▶ [Task to carry out]
Extract all records. Keep each one exact.

[Collected data entries]
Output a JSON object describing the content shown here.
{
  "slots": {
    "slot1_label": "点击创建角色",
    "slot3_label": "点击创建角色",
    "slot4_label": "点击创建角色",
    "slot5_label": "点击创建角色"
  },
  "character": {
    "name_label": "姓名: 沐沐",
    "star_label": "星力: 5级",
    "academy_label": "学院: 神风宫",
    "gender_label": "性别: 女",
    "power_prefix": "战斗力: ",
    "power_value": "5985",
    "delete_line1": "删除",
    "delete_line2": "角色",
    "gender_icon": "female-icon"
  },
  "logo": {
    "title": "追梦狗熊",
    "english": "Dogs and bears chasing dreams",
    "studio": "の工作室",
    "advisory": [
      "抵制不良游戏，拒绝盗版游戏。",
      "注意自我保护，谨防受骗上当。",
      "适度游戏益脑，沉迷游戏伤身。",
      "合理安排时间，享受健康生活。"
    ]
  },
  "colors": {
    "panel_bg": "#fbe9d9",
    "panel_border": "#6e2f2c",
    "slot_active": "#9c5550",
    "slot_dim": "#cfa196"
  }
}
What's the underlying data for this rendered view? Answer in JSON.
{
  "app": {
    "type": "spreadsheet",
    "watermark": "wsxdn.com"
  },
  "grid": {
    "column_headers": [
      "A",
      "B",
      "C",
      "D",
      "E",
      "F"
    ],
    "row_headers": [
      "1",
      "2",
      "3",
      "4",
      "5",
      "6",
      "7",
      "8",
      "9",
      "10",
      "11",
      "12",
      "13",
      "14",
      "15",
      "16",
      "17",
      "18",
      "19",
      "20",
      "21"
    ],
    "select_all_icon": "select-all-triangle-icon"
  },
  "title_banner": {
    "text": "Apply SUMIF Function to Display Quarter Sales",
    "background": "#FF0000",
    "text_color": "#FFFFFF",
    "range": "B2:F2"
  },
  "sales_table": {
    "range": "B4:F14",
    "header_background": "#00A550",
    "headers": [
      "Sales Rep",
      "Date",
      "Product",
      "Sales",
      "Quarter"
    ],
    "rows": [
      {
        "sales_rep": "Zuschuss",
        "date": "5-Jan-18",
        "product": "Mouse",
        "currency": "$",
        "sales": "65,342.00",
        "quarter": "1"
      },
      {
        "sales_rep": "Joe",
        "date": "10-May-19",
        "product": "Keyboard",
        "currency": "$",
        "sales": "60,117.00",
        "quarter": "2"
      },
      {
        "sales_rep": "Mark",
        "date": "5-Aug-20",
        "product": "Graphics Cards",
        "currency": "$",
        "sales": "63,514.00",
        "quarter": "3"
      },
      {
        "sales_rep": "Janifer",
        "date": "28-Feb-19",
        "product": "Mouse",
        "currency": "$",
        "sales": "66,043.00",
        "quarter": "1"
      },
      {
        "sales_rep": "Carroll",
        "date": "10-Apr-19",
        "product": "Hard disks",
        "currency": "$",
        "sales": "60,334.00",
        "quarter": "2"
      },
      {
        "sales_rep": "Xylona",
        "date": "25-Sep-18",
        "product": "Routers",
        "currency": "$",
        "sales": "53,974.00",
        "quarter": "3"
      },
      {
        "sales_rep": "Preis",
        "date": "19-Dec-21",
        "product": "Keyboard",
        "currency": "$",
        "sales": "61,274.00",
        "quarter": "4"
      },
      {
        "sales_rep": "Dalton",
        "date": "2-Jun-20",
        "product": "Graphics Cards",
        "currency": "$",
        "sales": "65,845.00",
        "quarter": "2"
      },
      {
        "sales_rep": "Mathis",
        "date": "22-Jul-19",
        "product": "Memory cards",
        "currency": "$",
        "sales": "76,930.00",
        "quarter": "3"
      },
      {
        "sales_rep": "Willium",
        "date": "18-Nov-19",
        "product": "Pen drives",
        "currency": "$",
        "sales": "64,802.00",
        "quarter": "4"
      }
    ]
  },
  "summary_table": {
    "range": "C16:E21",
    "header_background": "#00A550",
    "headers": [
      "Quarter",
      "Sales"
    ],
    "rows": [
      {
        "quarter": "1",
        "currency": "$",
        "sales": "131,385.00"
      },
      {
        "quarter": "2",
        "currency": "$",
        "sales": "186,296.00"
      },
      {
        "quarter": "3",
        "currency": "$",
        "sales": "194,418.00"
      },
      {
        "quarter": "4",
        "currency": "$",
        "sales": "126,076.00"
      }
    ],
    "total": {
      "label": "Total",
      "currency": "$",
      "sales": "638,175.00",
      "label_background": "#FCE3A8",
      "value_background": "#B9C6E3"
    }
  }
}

▶ [Response to the exercise]
Output a JSON object describing the content shown here.
{
  "slots": {
    "slot1_label": "点击创建角色",
    "slot3_label": "点击创建角色",
    "slot4_label": "点击创建角色",
    "slot5_label": "点击创建角色"
  },
  "character": {
    "name_label": "姓名: 沐沐",
    "star_label": "星力: 5级",
    "academy_label": "学院: 神风宫",
    "gender_label": "性别: 女",
    "power_prefix": "战斗力: ",
    "power_value": "5985",
    "delete_line1": "删除",
    "delete_line2": "角色",
    "gender_icon": "female-icon"
  },
  "logo": {
    "title": "追梦狗熊",
    "english": "Dogs and bears chasing dreams",
    "studio": "の工作室",
    "advisory": [
      "抵制不良游戏，拒绝盗版游戏。",
      "注意自我保护，谨防受骗上当。",
      "适度游戏益脑，沉迷游戏伤身。",
      "合理安排时间，享受健康生活。"
    ]
  },
  "colors": {
    "panel_bg": "#fbe9d9",
    "panel_border": "#6e2f2c",
    "slot_active": "#9c5550",
    "slot_dim": "#cfa196"
  }
}
What's the underlying data for this rendered view? Answer in JSON.
{
  "app": {
    "type": "spreadsheet",
    "watermark": "wsxdn.com"
  },
  "grid": {
    "column_headers": [
      "A",
      "B",
      "C",
      "D",
      "E",
      "F"
    ],
    "row_headers": [
      "1",
      "2",
      "3",
      "4",
      "5",
      "6",
      "7",
      "8",
      "9",
      "10",
      "11",
      "12",
      "13",
      "14",
      "15",
      "16",
      "17",
      "18",
      "19",
      "20",
      "21"
    ],
    "select_all_icon": "select-all-triangle-icon"
  },
  "title_banner": {
    "text": "Apply SUMIF Function to Display Quarter Sales",
    "background": "#FF0000",
    "text_color": "#FFFFFF",
    "range": "B2:F2"
  },
  "sales_table": {
    "range": "B4:F14",
    "header_background": "#00A550",
    "headers": [
      "Sales Rep",
      "Date",
      "Product",
      "Sales",
      "Quarter"
    ],
    "rows": [
      {
        "sales_rep": "Zuschuss",
        "date": "5-Jan-18",
        "product": "Mouse",
        "currency": "$",
        "sales": "65,342.00",
        "quarter": "1"
      },
      {
        "sales_rep": "Joe",
        "date": "10-May-19",
        "product": "Keyboard",
        "currency": "$",
        "sales": "60,117.00",
        "quarter": "2"
      },
      {
        "sales_rep": "Mark",
        "date": "5-Aug-20",
        "product": "Graphics Cards",
        "currency": "$",
        "sales": "63,514.00",
        "quarter": "3"
      },
      {
        "sales_rep": "Janifer",
        "date": "28-Feb-19",
        "product": "Mouse",
        "currency": "$",
        "sales": "66,043.00",
        "quarter": "1"
      },
      {
        "sales_rep": "Carroll",
        "date": "10-Apr-19",
        "product": "Hard disks",
        "currency": "$",
        "sales": "60,334.00",
        "quarter": "2"
      },
      {
        "sales_rep": "Xylona",
        "date": "25-Sep-18",
        "product": "Routers",
        "currency": "$",
        "sales": "53,974.00",
        "quarter": "3"
      },
      {
        "sales_rep": "Preis",
        "date": "19-Dec-21",
        "product": "Keyboard",
        "currency": "$",
        "sales": "61,274.00",
        "quarter": "4"
      },
      {
        "sales_rep": "Dalton",
        "date": "2-Jun-20",
        "product": "Graphics Cards",
        "currency": "$",
        "sales": "65,845.00",
        "quarter": "2"
      },
      {
        "sales_rep": "Mathis",
        "date": "22-Jul-19",
        "product": "Memory cards",
        "currency": "$",
        "sales": "76,930.00",
        "quarter": "3"
      },
      {
        "sales_rep": "Willium",
        "date": "18-Nov-19",
        "product": "Pen drives",
        "currency": "$",
        "sales": "64,802.00",
        "quarter": "4"
      }
    ]
  },
  "summary_table": {
    "range": "C16:E21",
    "header_background": "#00A550",
    "headers": [
      "Quarter",
      "Sales"
    ],
    "rows": [
      {
        "quarter": "1",
        "currency": "$",
        "sales": "131,385.00"
      },
      {
        "quarter": "2",
        "currency": "$",
        "sales": "186,296.00"
      },
      {
        "quarter": "3",
        "currency": "$",
        "sales": "194,418.00"
      },
      {
        "quarter": "4",
        "currency": "$",
        "sales": "126,076.00"
      }
    ],
    "total": {
      "label": "Total",
      "currency": "$",
      "sales": "638,175.00",
      "label_background": "#FCE3A8",
      "value_background": "#B9C6E3"
    }
  }
}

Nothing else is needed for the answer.